▸ **Aim of the exercise**
Your job is to return each record exactly, minus any pictures.

▬▬▬▬▬▬▬▬▬▬

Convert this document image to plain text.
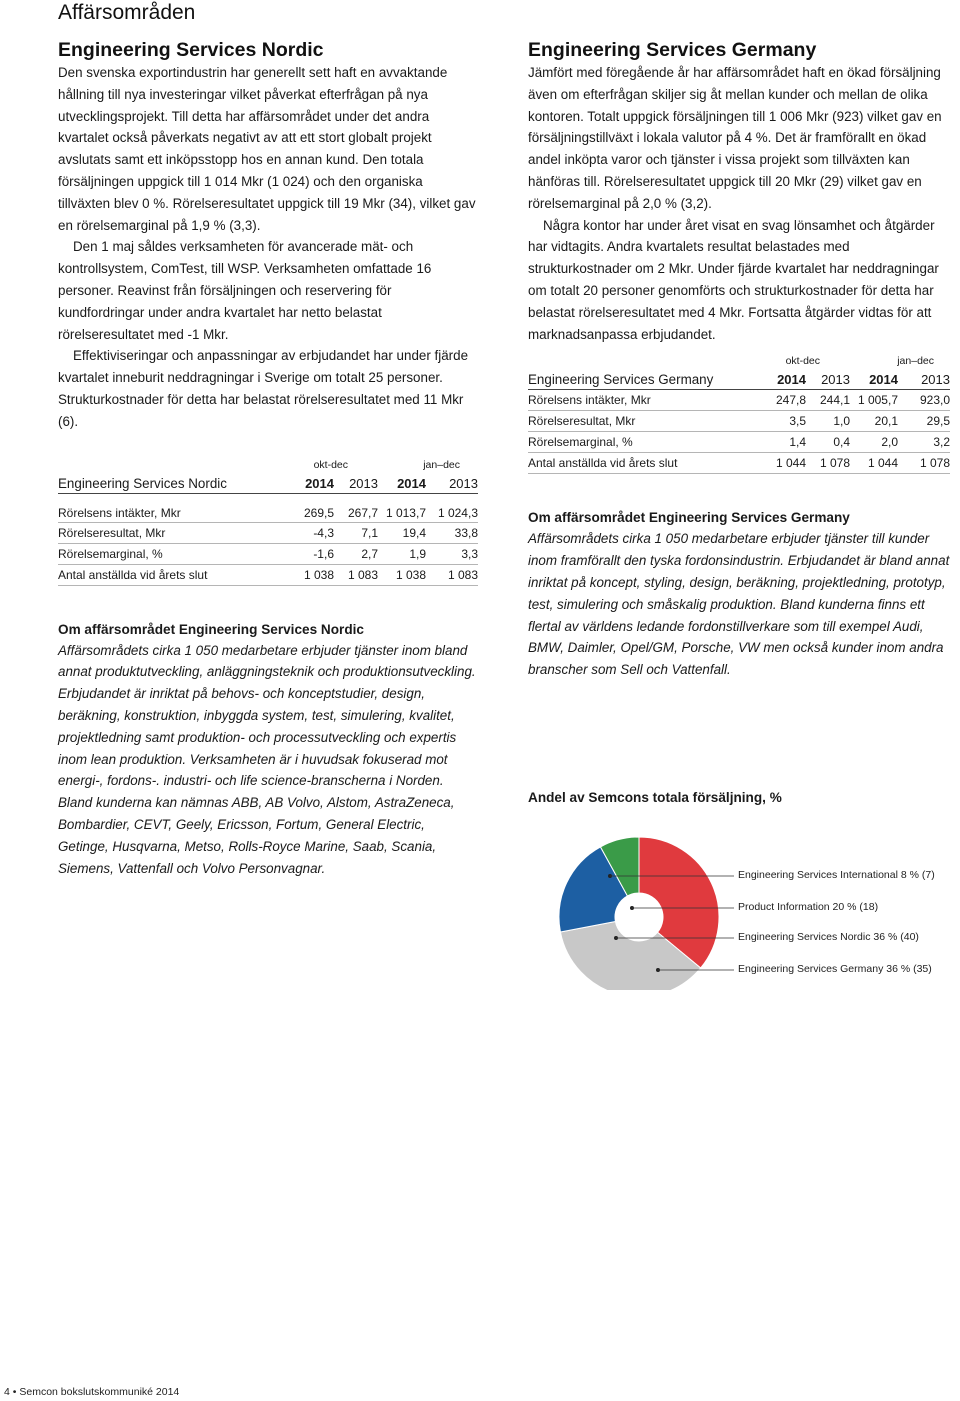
Affärsområden
Engineering Services Nordic

Den svenska exportindustrin har generellt sett haft en avvaktande hållning till nya investeringar vilket påverkat efterfrågan på nya utvecklingsprojekt. Till detta har affärsområdet under det andra kvartalet också påverkats negativt av att ett stort globalt projekt avslutats samt ett inköpsstopp hos en annan kund. Den totala försäljningen uppgick till 1 014 Mkr (1 024) och den organiska tillväxten blev 0 %. Rörelseresultatet uppgick till 19 Mkr (34), vilket gav en rörelsemarginal på 1,9 % (3,3).

Den 1 maj såldes verksamheten för avancerade mät- och kontrollsystem, ComTest, till WSP. Verksamheten omfattade 16 personer. Reavinst från försäljningen och reservering för kundfordringar under andra kvartalet har netto belastat rörelseresultatet med -1 Mkr.

Effektiviseringar och anpassningar av erbjudandet har under fjärde kvartalet inneburit neddragningar i Sverige om totalt 25 personer. Strukturkostnader för detta har belastat rörelseresultatet med 11 Mkr (6).

	okt-dec		jan–dec	
Engineering Services Nordic	2014	2013	2014	2013
Rörelsens intäkter, Mkr	269,5	267,7	1 013,7	1 024,3
Rörelseresultat, Mkr	-4,3	7,1	19,4	33,8
Rörelsemarginal, %	-1,6	2,7	1,9	3,3
Antal anställda vid årets slut	1 038	1 083	1 038	1 083
Om affärsområdet Engineering Services Nordic

Affärsområdets cirka 1 050 medarbetare erbjuder tjänster inom bland annat produktutveckling, anläggningsteknik och produktionsutveckling. Erbjudandet är inriktat på behovs- och konceptstudier, design, beräkning, konstruktion, inbyggda system, test, simulering, kvalitet, projektledning samt produktion- och processutveckling och expertis inom lean produktion. Verksamheten är i huvudsak fokuserad mot energi-, fordons-. industri- och life science-branscherna i Norden. Bland kunderna kan nämnas ABB, AB Volvo, Alstom, AstraZeneca, Bombardier, CEVT, Geely, Ericsson, Fortum, General Electric, Getinge, Husqvarna, Metso, Rolls-Royce Marine, Saab, Scania, Siemens, Vattenfall och Volvo Personvagnar.

Engineering Services Germany

Jämfört med föregående år har affärsområdet haft en ökad försäljning även om efterfrågan skiljer sig åt mellan kunder och mellan de olika kontoren. Totalt uppgick försäljningen till 1 006 Mkr (923) vilket gav en försäljningstillväxt i lokala valutor på 4 %. Det är framförallt en ökad andel inköpta varor och tjänster i vissa projekt som tillväxten kan hänföras till. Rörelseresultatet uppgick till 20 Mkr (29) vilket gav en rörelsemarginal på 2,0 % (3,2).

Några kontor har under året visat en svag lönsamhet och åtgärder har vidtagits. Andra kvartalets resultat belastades med strukturkostnader om 2 Mkr. Under fjärde kvartalet har neddragningar om totalt 20 personer genomförts och strukturkostnader för detta har belastat rörelseresultatet med 4 Mkr. Fortsatta åtgärder vidtas för att marknadsanpassa erbjudandet.

	okt-dec		jan–dec	
Engineering Services Germany	2014	2013	2014	2013
Rörelsens intäkter, Mkr	247,8	244,1	1 005,7	923,0
Rörelseresultat, Mkr	3,5	1,0	20,1	29,5
Rörelsemarginal, %	1,4	0,4	2,0	3,2
Antal anställda vid årets slut	1 044	1 078	1 044	1 078
Om affärsområdet Engineering Services Germany

Affärsområdets cirka 1 050 medarbetare erbjuder tjänster till kunder inom framförallt den tyska fordonsindustrin. Erbjudandet är bland annat inriktat på koncept, styling, design, beräkning, projektledning, prototyp, test, simulering och småskalig produktion. Bland kunderna finns ett flertal av världens ledande fordonstillverkare som till exempel Audi, BMW, Daimler, Opel/GM, Porsche, VW men också kunder inom andra branscher som Sell och Vattenfall.

Andel av Semcons totala försäljning, %
Engineering Services International 8 % (7)
Product Information 20 % (18)
Engineering Services Nordic 36 % (40)
Engineering Services Germany 36 % (35)
4 • Semcon bokslutskommuniké 2014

▬▬▬▬▬▬▬▬▬▬

▸ **Exercise output**
Convert this document image to plain text.
Affärsområden
Engineering Services Nordic

Den svenska exportindustrin har generellt sett haft en avvaktande hållning till nya investeringar vilket påverkat efterfrågan på nya utvecklingsprojekt. Till detta har affärsområdet under det andra kvartalet också påverkats negativt av att ett stort globalt projekt avslutats samt ett inköpsstopp hos en annan kund. Den totala försäljningen uppgick till 1 014 Mkr (1 024) och den organiska tillväxten blev 0 %. Rörelseresultatet uppgick till 19 Mkr (34), vilket gav en rörelsemarginal på 1,9 % (3,3).

Den 1 maj såldes verksamheten för avancerade mät- och kontrollsystem, ComTest, till WSP. Verksamheten omfattade 16 personer. Reavinst från försäljningen och reservering för kundfordringar under andra kvartalet har netto belastat rörelseresultatet med -1 Mkr.

Effektiviseringar och anpassningar av erbjudandet har under fjärde kvartalet inneburit neddragningar i Sverige om totalt 25 personer. Strukturkostnader för detta har belastat rörelseresultatet med 11 Mkr (6).

	okt-dec		jan–dec	
Engineering Services Nordic	2014	2013	2014	2013
Rörelsens intäkter, Mkr	269,5	267,7	1 013,7	1 024,3
Rörelseresultat, Mkr	-4,3	7,1	19,4	33,8
Rörelsemarginal, %	-1,6	2,7	1,9	3,3
Antal anställda vid årets slut	1 038	1 083	1 038	1 083
Om affärsområdet Engineering Services Nordic

Affärsområdets cirka 1 050 medarbetare erbjuder tjänster inom bland annat produktutveckling, anläggningsteknik och produktionsutveckling. Erbjudandet är inriktat på behovs- och konceptstudier, design, beräkning, konstruktion, inbyggda system, test, simulering, kvalitet, projektledning samt produktion- och processutveckling och expertis inom lean produktion. Verksamheten är i huvudsak fokuserad mot energi-, fordons-. industri- och life science-branscherna i Norden. Bland kunderna kan nämnas ABB, AB Volvo, Alstom, AstraZeneca, Bombardier, CEVT, Geely, Ericsson, Fortum, General Electric, Getinge, Husqvarna, Metso, Rolls-Royce Marine, Saab, Scania, Siemens, Vattenfall och Volvo Personvagnar.

Engineering Services Germany

Jämfört med föregående år har affärsområdet haft en ökad försäljning även om efterfrågan skiljer sig åt mellan kunder och mellan de olika kontoren. Totalt uppgick försäljningen till 1 006 Mkr (923) vilket gav en försäljningstillväxt i lokala valutor på 4 %. Det är framförallt en ökad andel inköpta varor och tjänster i vissa projekt som tillväxten kan hänföras till. Rörelseresultatet uppgick till 20 Mkr (29) vilket gav en rörelsemarginal på 2,0 % (3,2).

Några kontor har under året visat en svag lönsamhet och åtgärder har vidtagits. Andra kvartalets resultat belastades med strukturkostnader om 2 Mkr. Under fjärde kvartalet har neddragningar om totalt 20 personer genomförts och strukturkostnader för detta har belastat rörelseresultatet med 4 Mkr. Fortsatta åtgärder vidtas för att marknadsanpassa erbjudandet.

	okt-dec		jan–dec	
Engineering Services Germany	2014	2013	2014	2013
Rörelsens intäkter, Mkr	247,8	244,1	1 005,7	923,0
Rörelseresultat, Mkr	3,5	1,0	20,1	29,5
Rörelsemarginal, %	1,4	0,4	2,0	3,2
Antal anställda vid årets slut	1 044	1 078	1 044	1 078
Om affärsområdet Engineering Services Germany

Affärsområdets cirka 1 050 medarbetare erbjuder tjänster till kunder inom framförallt den tyska fordonsindustrin. Erbjudandet är bland annat inriktat på koncept, styling, design, beräkning, projektledning, prototyp, test, simulering och småskalig produktion. Bland kunderna finns ett flertal av världens ledande fordonstillverkare som till exempel Audi, BMW, Daimler, Opel/GM, Porsche, VW men också kunder inom andra branscher som Sell och Vattenfall.

Andel av Semcons totala försäljning, %
Engineering Services International 8 % (7)
Product Information 20 % (18)
Engineering Services Nordic 36 % (40)
Engineering Services Germany 36 % (35)
4 • Semcon bokslutskommuniké 2014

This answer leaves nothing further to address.